YOUR INSTRUCTIONS.
Look over the lines below. Report each one that includes the string "title".

====== GIVEN ENTRIES

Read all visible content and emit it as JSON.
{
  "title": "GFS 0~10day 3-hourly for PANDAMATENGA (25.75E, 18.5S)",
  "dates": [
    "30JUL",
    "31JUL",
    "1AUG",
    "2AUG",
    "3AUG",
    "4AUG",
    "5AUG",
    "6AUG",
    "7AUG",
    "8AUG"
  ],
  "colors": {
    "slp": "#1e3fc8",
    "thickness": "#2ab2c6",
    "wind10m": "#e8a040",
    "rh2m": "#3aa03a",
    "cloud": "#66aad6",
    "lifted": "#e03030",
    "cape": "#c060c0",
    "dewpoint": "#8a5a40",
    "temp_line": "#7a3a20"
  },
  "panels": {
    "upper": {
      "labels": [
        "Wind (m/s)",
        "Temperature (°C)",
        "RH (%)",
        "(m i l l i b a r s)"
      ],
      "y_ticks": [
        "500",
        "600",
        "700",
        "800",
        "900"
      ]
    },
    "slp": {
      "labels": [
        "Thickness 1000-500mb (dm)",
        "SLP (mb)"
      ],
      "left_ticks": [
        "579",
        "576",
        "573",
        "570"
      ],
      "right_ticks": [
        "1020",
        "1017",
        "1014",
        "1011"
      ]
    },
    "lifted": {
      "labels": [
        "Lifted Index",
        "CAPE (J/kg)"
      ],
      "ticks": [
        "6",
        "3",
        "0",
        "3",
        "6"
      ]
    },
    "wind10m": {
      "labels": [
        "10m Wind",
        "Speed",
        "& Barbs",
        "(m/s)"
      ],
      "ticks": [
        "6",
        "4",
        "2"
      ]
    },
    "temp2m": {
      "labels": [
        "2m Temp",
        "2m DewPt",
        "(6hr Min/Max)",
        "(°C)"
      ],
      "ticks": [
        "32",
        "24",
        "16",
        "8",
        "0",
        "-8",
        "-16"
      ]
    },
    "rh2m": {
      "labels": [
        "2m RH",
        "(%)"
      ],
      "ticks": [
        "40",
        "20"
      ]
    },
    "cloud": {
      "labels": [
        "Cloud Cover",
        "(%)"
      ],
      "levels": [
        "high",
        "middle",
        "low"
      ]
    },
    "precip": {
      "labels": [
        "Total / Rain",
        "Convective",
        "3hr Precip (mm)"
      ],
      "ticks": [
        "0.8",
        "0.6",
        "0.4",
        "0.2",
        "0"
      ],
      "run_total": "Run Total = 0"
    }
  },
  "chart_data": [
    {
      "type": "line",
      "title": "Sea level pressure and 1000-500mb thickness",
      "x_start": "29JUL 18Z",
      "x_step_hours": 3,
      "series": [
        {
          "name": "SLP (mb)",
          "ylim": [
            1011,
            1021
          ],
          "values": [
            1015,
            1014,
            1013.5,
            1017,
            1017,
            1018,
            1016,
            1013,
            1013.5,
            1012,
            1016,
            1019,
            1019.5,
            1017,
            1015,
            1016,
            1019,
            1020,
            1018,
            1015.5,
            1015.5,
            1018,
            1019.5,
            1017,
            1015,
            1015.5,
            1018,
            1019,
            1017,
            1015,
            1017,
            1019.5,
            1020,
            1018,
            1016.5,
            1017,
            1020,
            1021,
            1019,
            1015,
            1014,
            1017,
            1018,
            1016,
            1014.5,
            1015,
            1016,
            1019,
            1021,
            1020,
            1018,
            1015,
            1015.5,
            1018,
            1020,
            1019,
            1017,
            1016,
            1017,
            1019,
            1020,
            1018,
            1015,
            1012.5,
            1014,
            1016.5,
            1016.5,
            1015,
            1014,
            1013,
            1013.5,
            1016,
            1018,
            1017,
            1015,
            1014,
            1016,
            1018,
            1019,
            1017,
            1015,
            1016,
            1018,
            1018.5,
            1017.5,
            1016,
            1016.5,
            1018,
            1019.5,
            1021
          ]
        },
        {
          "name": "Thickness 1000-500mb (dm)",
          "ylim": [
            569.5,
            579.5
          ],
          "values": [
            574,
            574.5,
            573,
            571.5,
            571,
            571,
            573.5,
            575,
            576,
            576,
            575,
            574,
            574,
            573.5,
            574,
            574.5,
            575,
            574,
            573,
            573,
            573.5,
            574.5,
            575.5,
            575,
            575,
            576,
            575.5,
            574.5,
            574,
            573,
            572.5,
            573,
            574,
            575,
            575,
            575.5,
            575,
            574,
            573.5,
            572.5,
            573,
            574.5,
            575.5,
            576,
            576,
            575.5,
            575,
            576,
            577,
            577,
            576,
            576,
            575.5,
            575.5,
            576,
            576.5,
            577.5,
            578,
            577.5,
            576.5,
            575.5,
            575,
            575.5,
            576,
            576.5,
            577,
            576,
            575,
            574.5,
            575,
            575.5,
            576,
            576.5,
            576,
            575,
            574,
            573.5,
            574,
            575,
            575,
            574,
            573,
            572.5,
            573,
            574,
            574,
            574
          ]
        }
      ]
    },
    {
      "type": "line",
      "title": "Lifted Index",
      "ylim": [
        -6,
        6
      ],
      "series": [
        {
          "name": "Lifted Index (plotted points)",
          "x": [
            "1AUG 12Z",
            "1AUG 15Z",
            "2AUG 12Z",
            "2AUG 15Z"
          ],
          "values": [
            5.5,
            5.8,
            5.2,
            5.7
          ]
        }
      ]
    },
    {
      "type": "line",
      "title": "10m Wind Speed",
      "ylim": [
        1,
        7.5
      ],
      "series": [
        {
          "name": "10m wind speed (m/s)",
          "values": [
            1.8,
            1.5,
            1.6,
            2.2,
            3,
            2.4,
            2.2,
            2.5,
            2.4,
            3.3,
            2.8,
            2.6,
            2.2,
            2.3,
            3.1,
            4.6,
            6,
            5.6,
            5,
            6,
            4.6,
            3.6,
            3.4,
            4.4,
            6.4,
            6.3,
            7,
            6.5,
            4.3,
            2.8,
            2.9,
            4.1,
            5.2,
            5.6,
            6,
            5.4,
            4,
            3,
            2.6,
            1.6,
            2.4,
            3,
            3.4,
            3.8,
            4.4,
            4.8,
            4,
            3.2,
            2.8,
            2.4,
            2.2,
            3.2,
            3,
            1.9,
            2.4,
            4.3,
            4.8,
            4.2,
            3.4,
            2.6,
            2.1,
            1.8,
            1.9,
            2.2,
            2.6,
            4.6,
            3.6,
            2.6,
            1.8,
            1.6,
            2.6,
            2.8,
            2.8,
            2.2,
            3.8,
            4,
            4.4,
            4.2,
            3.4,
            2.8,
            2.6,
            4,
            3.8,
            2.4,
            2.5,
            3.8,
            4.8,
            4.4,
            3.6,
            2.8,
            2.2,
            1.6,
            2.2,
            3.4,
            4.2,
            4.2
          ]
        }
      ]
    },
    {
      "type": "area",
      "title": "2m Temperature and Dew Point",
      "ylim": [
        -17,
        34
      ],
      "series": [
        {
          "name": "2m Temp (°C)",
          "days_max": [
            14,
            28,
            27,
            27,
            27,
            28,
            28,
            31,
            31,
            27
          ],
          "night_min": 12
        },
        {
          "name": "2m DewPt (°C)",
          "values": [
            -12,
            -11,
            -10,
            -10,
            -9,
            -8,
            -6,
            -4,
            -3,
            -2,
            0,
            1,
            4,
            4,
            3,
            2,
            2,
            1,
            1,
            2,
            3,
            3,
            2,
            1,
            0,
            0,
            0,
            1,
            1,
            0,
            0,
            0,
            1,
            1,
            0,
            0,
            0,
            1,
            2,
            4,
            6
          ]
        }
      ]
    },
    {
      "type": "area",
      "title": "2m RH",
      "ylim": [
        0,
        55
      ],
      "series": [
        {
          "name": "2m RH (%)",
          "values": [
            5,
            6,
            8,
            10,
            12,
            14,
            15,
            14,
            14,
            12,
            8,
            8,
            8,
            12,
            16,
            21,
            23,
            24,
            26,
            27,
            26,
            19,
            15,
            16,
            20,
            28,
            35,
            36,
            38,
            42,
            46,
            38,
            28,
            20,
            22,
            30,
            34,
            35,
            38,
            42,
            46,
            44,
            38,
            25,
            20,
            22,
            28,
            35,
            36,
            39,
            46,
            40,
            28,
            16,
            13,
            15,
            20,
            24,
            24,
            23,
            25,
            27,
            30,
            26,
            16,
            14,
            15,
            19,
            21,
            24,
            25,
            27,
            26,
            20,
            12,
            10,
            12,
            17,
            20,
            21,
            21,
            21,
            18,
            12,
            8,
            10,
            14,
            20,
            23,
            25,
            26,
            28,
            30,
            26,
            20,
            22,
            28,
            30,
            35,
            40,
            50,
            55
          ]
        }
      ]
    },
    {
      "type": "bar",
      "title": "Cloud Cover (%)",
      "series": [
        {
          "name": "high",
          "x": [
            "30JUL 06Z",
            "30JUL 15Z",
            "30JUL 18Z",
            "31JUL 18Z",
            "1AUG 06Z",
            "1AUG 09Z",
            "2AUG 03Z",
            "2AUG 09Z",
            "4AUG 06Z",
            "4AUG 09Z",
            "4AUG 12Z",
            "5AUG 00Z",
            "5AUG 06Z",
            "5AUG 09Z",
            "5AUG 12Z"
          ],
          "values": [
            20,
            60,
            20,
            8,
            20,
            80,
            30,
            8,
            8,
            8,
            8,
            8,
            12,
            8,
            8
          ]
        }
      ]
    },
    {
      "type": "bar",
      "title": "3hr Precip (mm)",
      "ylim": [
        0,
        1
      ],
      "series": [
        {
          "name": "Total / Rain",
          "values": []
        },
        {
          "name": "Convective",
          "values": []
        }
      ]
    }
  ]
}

============
====== GIVEN ENTRIES

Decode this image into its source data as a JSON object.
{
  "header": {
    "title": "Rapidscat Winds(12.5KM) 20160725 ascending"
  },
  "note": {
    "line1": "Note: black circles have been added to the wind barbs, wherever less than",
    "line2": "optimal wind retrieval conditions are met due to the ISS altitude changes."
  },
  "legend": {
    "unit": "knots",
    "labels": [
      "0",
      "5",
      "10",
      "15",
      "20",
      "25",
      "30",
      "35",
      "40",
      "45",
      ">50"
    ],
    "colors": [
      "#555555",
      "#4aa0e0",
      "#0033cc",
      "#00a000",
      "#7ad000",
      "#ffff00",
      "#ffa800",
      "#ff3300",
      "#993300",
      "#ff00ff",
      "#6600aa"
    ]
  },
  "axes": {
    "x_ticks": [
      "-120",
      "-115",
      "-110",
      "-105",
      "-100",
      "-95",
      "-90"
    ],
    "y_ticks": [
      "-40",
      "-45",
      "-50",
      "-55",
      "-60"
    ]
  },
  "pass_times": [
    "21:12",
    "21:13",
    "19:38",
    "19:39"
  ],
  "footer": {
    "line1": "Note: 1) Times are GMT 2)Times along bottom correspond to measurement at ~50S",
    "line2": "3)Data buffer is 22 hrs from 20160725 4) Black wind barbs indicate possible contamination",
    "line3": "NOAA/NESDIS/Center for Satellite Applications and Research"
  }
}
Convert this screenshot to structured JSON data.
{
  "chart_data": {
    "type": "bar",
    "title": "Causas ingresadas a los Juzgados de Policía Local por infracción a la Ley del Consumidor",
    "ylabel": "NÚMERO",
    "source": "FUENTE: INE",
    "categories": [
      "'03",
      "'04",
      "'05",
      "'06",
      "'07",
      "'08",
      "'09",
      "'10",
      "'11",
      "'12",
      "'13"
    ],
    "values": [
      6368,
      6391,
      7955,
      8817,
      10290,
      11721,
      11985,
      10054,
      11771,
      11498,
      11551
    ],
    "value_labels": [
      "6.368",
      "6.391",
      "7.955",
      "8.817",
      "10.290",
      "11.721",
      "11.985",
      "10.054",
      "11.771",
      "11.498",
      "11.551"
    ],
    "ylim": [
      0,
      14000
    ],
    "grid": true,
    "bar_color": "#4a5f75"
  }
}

============

FULL RESPONSE.
  "title": "GFS 0~10day 3-hourly for PANDAMATENGA (25.75E, 18.5S)",
      "title": "Sea level pressure and 1000-500mb thickness",
      "title": "Lifted Index",
      "title": "10m Wind Speed",
      "title": "2m Temperature and Dew Point",
      "title": "2m RH",
      "title": "Cloud Cover (%)",
      "title": "3hr Precip (mm)",
    "title": "Rapidscat Winds(12.5KM) 20160725 ascending"
    "title": "Causas ingresadas a los Juzgados de Policía Local por infracción a la Ley del Consumidor",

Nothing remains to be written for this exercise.